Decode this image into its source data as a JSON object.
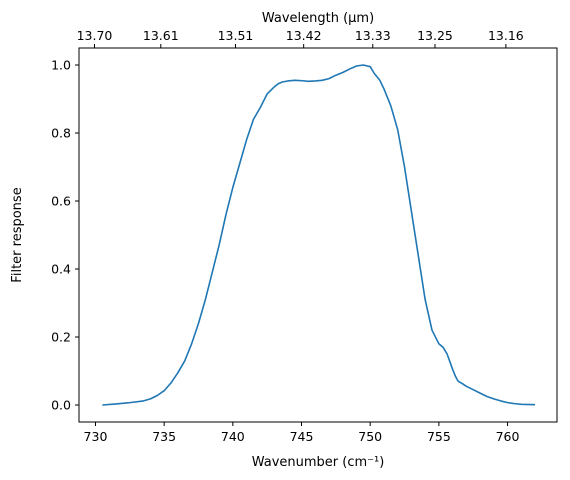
{
  "chart_data": {
    "type": "line",
    "title": "",
    "xlabel": "Wavenumber (cm⁻¹)",
    "ylabel": "Filter response",
    "x2label": "Wavelength (μm)",
    "xlim": [
      728.8,
      763.6
    ],
    "ylim": [
      -0.05,
      1.05
    ],
    "xticks": [
      730,
      735,
      740,
      745,
      750,
      755,
      760
    ],
    "xtick_labels": [
      "730",
      "735",
      "740",
      "745",
      "750",
      "755",
      "760"
    ],
    "yticks": [
      0.0,
      0.2,
      0.4,
      0.6,
      0.8,
      1.0
    ],
    "ytick_labels": [
      "0.0",
      "0.2",
      "0.4",
      "0.6",
      "0.8",
      "1.0"
    ],
    "x2ticks": [
      13.7,
      13.61,
      13.51,
      13.42,
      13.33,
      13.25,
      13.16
    ],
    "x2tick_labels": [
      "13.70",
      "13.61",
      "13.51",
      "13.42",
      "13.33",
      "13.25",
      "13.16"
    ],
    "grid": false,
    "line_color": "#1f77b4",
    "series": [
      {
        "x": [
          730.5,
          731.5,
          732.5,
          733.5,
          734.0,
          734.5,
          735.0,
          735.5,
          736.0,
          736.5,
          737.0,
          737.5,
          738.0,
          738.5,
          739.0,
          739.5,
          740.0,
          740.5,
          741.0,
          741.5,
          742.0,
          742.5,
          743.0,
          743.3,
          743.6,
          744.0,
          744.5,
          745.0,
          745.5,
          746.0,
          746.5,
          747.0,
          747.5,
          748.0,
          748.5,
          749.0,
          749.5,
          750.0,
          750.3,
          750.7,
          751.0,
          751.5,
          752.0,
          752.5,
          753.0,
          753.5,
          754.0,
          754.5,
          755.0,
          755.3,
          755.6,
          756.0,
          756.2,
          756.4,
          756.7,
          757.0,
          757.5,
          758.0,
          758.5,
          759.0,
          759.5,
          760.0,
          760.5,
          761.0,
          762.0
        ],
        "y": [
          0.0,
          0.003,
          0.007,
          0.012,
          0.018,
          0.028,
          0.042,
          0.065,
          0.095,
          0.13,
          0.18,
          0.24,
          0.31,
          0.39,
          0.47,
          0.56,
          0.64,
          0.71,
          0.78,
          0.84,
          0.875,
          0.915,
          0.935,
          0.945,
          0.95,
          0.953,
          0.955,
          0.954,
          0.952,
          0.953,
          0.955,
          0.96,
          0.97,
          0.978,
          0.988,
          0.997,
          1.0,
          0.995,
          0.975,
          0.955,
          0.93,
          0.88,
          0.81,
          0.7,
          0.57,
          0.44,
          0.31,
          0.22,
          0.18,
          0.17,
          0.15,
          0.105,
          0.085,
          0.07,
          0.063,
          0.055,
          0.045,
          0.035,
          0.025,
          0.018,
          0.012,
          0.007,
          0.004,
          0.002,
          0.001
        ]
      }
    ]
  }
}
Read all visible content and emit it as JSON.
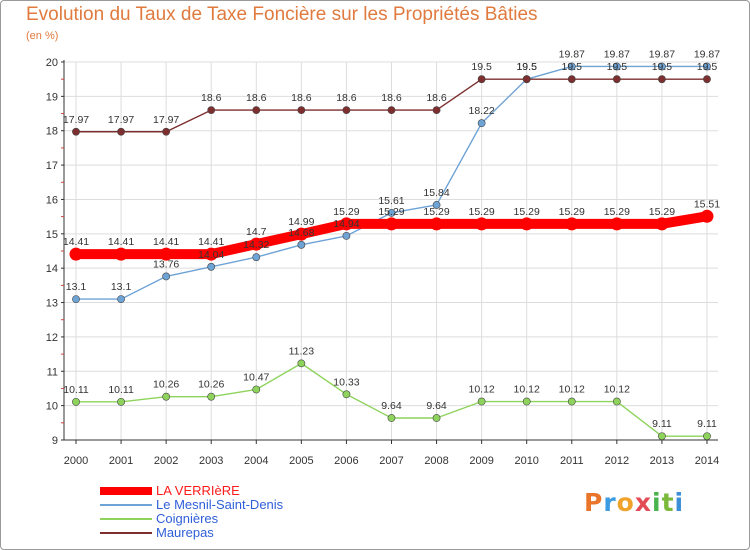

____

**WORK INSTRUCTIONS**
Please repeat the entries exactly. Do not include the pictures.

**FULL RESPONSE**
Decode this image into its source data as a JSON object.
{
  "chart_data": {
    "type": "line",
    "title": "",
    "xlabel": "Wavenumber (cm⁻¹)",
    "ylabel": "Filter response",
    "x2label": "Wavelength (μm)",
    "xlim": [
      728.8,
      763.6
    ],
    "ylim": [
      -0.05,
      1.05
    ],
    "xticks": [
      730,
      735,
      740,
      745,
      750,
      755,
      760
    ],
    "xtick_labels": [
      "730",
      "735",
      "740",
      "745",
      "750",
      "755",
      "760"
    ],
    "yticks": [
      0.0,
      0.2,
      0.4,
      0.6,
      0.8,
      1.0
    ],
    "ytick_labels": [
      "0.0",
      "0.2",
      "0.4",
      "0.6",
      "0.8",
      "1.0"
    ],
    "x2ticks": [
      13.7,
      13.61,
      13.51,
      13.42,
      13.33,
      13.25,
      13.16
    ],
    "x2tick_labels": [
      "13.70",
      "13.61",
      "13.51",
      "13.42",
      "13.33",
      "13.25",
      "13.16"
    ],
    "grid": false,
    "line_color": "#1f77b4",
    "series": [
      {
        "x": [
          730.5,
          731.5,
          732.5,
          733.5,
          734.0,
          734.5,
          735.0,
          735.5,
          736.0,
          736.5,
          737.0,
          737.5,
          738.0,
          738.5,
          739.0,
          739.5,
          740.0,
          740.5,
          741.0,
          741.5,
          742.0,
          742.5,
          743.0,
          743.3,
          743.6,
          744.0,
          744.5,
          745.0,
          745.5,
          746.0,
          746.5,
          747.0,
          747.5,
          748.0,
          748.5,
          749.0,
          749.5,
          750.0,
          750.3,
          750.7,
          751.0,
          751.5,
          752.0,
          752.5,
          753.0,
          753.5,
          754.0,
          754.5,
          755.0,
          755.3,
          755.6,
          756.0,
          756.2,
          756.4,
          756.7,
          757.0,
          757.5,
          758.0,
          758.5,
          759.0,
          759.5,
          760.0,
          760.5,
          761.0,
          762.0
        ],
        "y": [
          0.0,
          0.003,
          0.007,
          0.012,
          0.018,
          0.028,
          0.042,
          0.065,
          0.095,
          0.13,
          0.18,
          0.24,
          0.31,
          0.39,
          0.47,
          0.56,
          0.64,
          0.71,
          0.78,
          0.84,
          0.875,
          0.915,
          0.935,
          0.945,
          0.95,
          0.953,
          0.955,
          0.954,
          0.952,
          0.953,
          0.955,
          0.96,
          0.97,
          0.978,
          0.988,
          0.997,
          1.0,
          0.995,
          0.975,
          0.955,
          0.93,
          0.88,
          0.81,
          0.7,
          0.57,
          0.44,
          0.31,
          0.22,
          0.18,
          0.17,
          0.15,
          0.105,
          0.085,
          0.07,
          0.063,
          0.055,
          0.045,
          0.035,
          0.025,
          0.018,
          0.012,
          0.007,
          0.004,
          0.002,
          0.001
        ]
      }
    ]
  }
}
Read all visible content and emit it as JSON.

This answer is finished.